(Layout annotation records)
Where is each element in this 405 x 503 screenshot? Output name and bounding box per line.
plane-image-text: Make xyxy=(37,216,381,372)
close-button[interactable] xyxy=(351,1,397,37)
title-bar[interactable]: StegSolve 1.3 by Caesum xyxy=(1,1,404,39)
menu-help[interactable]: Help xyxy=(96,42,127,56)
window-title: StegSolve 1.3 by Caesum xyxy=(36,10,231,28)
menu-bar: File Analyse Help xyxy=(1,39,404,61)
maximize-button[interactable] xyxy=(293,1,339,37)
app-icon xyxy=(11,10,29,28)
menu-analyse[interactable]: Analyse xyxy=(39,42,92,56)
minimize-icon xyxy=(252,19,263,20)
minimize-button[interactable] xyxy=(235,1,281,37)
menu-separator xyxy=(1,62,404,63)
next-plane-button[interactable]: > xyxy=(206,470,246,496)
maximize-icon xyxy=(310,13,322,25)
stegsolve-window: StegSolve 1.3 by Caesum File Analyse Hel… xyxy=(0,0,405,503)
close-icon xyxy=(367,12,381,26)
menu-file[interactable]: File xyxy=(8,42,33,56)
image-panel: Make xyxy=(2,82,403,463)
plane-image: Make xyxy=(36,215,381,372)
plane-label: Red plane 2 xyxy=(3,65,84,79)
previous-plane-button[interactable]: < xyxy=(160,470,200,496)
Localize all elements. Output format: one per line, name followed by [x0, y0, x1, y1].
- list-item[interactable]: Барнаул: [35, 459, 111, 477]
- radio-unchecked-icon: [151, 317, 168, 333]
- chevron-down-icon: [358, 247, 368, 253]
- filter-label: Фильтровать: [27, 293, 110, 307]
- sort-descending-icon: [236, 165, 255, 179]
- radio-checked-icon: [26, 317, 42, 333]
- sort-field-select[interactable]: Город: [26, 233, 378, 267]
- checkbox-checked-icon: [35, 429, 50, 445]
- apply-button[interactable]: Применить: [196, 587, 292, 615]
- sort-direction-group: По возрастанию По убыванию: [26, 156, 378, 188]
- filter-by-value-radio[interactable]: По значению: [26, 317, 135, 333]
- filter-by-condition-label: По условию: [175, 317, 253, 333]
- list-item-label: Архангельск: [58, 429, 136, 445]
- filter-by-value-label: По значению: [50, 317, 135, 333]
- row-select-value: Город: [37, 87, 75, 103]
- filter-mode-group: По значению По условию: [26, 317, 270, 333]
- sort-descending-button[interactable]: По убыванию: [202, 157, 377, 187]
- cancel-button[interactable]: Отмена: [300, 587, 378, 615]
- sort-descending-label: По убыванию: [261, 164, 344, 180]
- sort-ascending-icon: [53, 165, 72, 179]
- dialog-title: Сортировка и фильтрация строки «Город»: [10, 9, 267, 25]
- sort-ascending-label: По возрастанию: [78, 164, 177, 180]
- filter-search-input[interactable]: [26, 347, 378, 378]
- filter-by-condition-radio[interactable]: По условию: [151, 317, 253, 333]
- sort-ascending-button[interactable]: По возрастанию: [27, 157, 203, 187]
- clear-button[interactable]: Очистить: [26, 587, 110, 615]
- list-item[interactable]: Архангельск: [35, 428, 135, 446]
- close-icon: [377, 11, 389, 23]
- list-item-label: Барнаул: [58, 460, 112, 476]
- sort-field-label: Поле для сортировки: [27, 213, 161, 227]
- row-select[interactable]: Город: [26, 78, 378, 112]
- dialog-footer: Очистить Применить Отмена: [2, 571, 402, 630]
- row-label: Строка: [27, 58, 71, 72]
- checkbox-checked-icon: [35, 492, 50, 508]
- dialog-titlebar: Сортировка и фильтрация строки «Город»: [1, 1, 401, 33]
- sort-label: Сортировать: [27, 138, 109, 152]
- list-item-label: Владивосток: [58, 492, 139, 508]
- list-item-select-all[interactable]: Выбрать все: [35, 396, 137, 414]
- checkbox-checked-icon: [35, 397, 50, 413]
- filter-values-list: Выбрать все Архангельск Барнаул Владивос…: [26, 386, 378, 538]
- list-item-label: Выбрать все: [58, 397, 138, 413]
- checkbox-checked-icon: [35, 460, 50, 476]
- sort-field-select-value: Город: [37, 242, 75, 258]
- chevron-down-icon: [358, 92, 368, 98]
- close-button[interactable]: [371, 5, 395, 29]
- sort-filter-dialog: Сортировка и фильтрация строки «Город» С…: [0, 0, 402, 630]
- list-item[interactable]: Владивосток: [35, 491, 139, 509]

EXERCISE REQUIREMENTS: Recast everything from the start of the items above down to the line containing "close-icon xyxy=(367,12,381,26)", both ends included, as a Markdown table with the columns Row and Entry. Give each line a row number and leave out any blank lines.

TASK SOLUTION:
| Row | Entry |
|---|---|
| 1 | Where is each element in this 405 x 503 screenshot? Output name and bounding box per line. |
| 2 | plane-image-text: Make xyxy=(37,216,381,372) |
| 3 | close-button[interactable] xyxy=(351,1,397,37) |
| 4 | title-bar[interactable]: StegSolve 1.3 by Caesum xyxy=(1,1,404,39) |
| 5 | menu-help[interactable]: Help xyxy=(96,42,127,56) |
| 6 | window-title: StegSolve 1.3 by Caesum xyxy=(36,10,231,28) |
| 7 | menu-bar: File Analyse Help xyxy=(1,39,404,61) |
| 8 | maximize-button[interactable] xyxy=(293,1,339,37) |
| 9 | app-icon xyxy=(11,10,29,28) |
| 10 | menu-analyse[interactable]: Analyse xyxy=(39,42,92,56) |
| 11 | minimize-icon xyxy=(252,19,263,20) |
| 12 | minimize-button[interactable] xyxy=(235,1,281,37) |
| 13 | menu-separator xyxy=(1,62,404,63) |
| 14 | next-plane-button[interactable]: > xyxy=(206,470,246,496) |
| 15 | maximize-icon xyxy=(310,13,322,25) |
| 16 | stegsolve-window: StegSolve 1.3 by Caesum File Analyse Hel… xyxy=(0,0,405,503) |
| 17 | close-icon xyxy=(367,12,381,26) |